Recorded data
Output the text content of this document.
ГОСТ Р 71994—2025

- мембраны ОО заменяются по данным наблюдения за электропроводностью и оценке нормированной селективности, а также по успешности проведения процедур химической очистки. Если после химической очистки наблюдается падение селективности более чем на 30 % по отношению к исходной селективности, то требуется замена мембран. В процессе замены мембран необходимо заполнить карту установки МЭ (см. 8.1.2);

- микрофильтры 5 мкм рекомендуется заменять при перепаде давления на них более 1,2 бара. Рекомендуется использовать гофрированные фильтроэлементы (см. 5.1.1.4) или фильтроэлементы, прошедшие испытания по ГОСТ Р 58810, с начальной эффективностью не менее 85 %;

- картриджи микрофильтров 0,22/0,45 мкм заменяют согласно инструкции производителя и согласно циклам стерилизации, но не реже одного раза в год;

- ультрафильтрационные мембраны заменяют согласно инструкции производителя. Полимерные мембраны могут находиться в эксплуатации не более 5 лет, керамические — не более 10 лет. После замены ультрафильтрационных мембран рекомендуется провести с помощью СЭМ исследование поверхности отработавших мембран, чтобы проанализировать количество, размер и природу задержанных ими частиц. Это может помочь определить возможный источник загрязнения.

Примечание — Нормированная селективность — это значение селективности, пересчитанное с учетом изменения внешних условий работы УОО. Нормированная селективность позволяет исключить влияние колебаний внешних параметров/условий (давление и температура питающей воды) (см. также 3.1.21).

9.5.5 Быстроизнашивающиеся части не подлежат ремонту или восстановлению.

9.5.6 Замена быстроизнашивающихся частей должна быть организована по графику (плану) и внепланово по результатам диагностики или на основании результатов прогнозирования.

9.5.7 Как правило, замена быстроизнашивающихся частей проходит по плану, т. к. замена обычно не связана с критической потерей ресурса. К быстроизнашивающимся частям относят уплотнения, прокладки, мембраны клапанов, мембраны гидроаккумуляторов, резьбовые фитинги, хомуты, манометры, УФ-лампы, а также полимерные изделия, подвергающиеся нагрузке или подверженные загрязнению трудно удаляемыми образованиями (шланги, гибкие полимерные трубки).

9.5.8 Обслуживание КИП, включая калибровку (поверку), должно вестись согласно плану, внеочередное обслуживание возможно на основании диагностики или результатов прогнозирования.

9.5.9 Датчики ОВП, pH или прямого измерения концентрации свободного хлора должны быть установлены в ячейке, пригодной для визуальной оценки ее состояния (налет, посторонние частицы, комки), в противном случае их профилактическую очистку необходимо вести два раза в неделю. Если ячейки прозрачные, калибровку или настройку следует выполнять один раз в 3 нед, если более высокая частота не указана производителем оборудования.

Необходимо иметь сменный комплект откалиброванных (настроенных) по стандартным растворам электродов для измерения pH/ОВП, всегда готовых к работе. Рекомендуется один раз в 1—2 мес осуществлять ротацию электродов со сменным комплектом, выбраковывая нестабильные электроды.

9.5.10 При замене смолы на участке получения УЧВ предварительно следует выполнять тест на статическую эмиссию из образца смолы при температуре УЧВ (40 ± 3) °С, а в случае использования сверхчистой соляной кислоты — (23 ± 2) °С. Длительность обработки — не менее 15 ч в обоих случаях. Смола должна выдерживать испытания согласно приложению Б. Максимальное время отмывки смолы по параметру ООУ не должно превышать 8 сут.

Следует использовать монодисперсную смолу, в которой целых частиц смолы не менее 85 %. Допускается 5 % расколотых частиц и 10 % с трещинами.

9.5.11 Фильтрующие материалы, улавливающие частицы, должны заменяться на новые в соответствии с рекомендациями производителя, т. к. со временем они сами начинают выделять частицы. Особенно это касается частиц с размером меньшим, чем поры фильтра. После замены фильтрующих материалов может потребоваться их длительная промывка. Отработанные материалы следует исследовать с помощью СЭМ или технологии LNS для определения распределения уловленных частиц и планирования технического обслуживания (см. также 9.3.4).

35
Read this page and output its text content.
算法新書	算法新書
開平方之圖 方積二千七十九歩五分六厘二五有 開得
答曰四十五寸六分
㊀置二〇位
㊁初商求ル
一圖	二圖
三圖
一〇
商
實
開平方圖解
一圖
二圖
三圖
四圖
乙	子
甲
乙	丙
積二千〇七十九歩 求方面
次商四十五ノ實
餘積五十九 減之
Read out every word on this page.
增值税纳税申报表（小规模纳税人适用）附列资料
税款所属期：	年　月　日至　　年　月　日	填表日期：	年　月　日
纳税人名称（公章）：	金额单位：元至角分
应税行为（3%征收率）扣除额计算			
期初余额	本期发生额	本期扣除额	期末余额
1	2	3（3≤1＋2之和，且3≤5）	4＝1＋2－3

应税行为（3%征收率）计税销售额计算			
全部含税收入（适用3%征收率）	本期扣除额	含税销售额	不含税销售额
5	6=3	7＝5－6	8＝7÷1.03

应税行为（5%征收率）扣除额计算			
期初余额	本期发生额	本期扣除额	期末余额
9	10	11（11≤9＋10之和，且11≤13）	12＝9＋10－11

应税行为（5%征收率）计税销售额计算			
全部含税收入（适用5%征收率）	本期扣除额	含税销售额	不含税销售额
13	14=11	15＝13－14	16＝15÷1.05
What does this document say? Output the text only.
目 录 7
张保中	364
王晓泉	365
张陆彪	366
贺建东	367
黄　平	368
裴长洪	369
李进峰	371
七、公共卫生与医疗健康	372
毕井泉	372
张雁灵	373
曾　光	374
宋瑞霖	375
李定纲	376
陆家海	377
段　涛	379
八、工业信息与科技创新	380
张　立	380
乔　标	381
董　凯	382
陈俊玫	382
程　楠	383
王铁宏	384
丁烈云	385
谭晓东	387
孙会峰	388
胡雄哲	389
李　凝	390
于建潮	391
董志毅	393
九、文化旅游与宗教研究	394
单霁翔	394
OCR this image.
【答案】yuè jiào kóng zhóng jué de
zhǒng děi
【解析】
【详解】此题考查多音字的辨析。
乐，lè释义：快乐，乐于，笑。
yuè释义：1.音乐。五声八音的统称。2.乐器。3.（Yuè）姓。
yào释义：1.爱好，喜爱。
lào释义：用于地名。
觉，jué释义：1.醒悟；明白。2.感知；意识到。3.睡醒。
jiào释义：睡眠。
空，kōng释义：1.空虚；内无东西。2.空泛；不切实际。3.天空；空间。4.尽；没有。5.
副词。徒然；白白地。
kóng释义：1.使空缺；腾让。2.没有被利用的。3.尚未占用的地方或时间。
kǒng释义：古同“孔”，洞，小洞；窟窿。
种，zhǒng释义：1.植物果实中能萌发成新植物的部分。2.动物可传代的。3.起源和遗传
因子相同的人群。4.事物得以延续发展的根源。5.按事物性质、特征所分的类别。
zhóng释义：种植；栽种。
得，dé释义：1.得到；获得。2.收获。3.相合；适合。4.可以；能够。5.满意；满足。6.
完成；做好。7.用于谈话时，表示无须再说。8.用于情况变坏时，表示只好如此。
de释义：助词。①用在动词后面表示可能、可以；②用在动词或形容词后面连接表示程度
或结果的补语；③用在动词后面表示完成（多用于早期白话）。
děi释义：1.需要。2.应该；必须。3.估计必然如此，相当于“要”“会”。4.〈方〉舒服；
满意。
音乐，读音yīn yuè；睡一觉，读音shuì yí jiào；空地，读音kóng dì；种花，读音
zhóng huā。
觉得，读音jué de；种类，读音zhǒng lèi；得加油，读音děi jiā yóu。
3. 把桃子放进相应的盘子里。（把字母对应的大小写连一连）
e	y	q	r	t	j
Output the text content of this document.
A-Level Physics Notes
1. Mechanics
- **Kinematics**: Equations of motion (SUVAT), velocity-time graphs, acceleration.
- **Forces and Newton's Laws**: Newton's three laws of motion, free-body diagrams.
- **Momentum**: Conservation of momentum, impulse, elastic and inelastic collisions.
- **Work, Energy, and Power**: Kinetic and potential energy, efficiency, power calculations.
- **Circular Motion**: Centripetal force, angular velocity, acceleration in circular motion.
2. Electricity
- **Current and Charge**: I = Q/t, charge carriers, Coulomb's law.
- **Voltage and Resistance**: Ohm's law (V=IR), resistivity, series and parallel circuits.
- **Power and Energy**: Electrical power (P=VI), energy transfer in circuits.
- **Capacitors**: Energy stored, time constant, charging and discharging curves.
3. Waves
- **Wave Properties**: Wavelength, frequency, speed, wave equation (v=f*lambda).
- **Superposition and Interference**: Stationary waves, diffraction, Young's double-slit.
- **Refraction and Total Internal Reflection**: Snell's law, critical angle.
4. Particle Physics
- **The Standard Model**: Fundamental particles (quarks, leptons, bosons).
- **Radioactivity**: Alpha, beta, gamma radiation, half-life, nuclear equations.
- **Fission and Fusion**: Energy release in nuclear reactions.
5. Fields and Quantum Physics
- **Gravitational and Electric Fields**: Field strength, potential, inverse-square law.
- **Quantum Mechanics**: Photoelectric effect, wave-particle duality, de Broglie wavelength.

◆ **OBJECTIVE**
Pick out every line holding the string "page" and return it.

◆ **ANSWER TO THIS TASK**
Read this page and output its text content.
Read out every word on this page.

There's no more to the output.